Written instruction: Using the records that follow, copy every line containing the word "following".

Extracted records:

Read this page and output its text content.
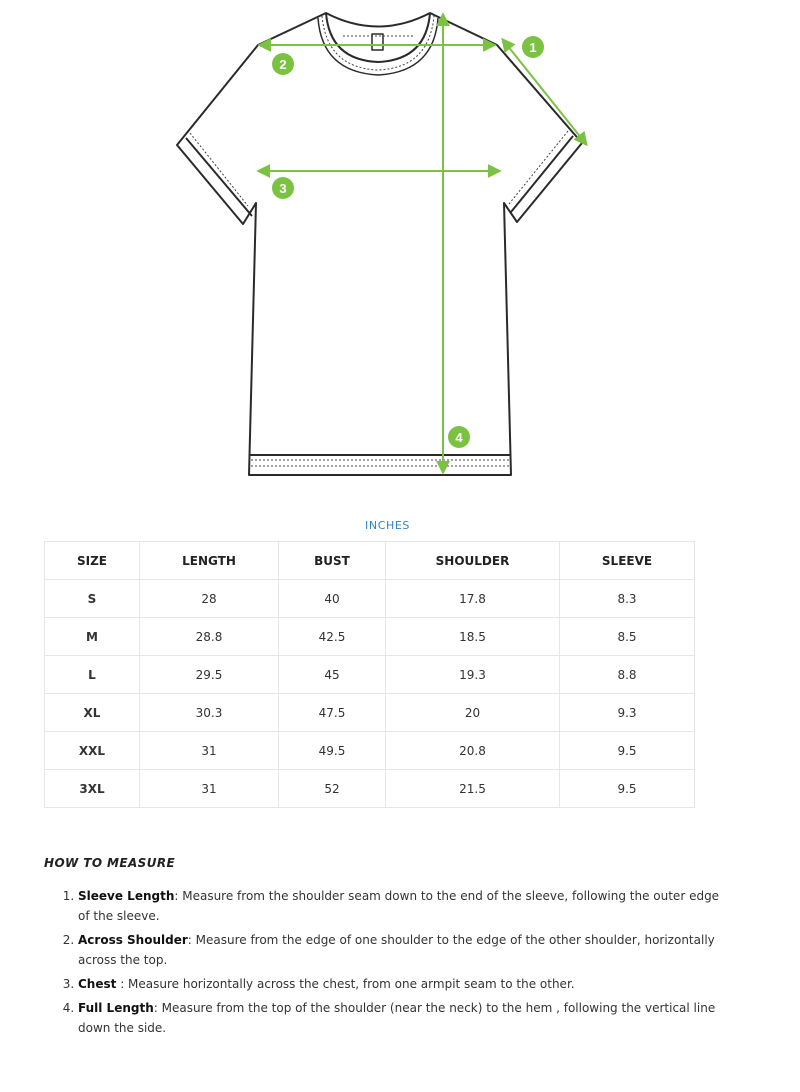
1
2
3
4
INCHES
SIZE	LENGTH	BUST	SHOULDER	SLEEVE
S	28	40	17.8	8.3
M	28.8	42.5	18.5	8.5
L	29.5	45	19.3	8.8
XL	30.3	47.5	20	9.3
XXL	31	49.5	20.8	9.5
3XL	31	52	21.5	9.5
HOW TO MEASURE
1. Sleeve Length: Measure from the shoulder seam down to the end of the sleeve, following the outer edge of the sleeve.
2. Across Shoulder: Measure from the edge of one shoulder to the edge of the other shoulder, horizontally across the top.
3. Chest : Measure horizontally across the chest, from one armpit seam to the other.
4. Full Length: Measure from the top of the shoulder (near the neck) to the hem , following the vertical line down the side.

Right answer:
1. Sleeve Length: Measure from the shoulder seam down to the end of the sleeve, following the outer edge of the sleeve.
4. Full Length: Measure from the top of the shoulder (near the neck) to the hem , following the vertical line down the side.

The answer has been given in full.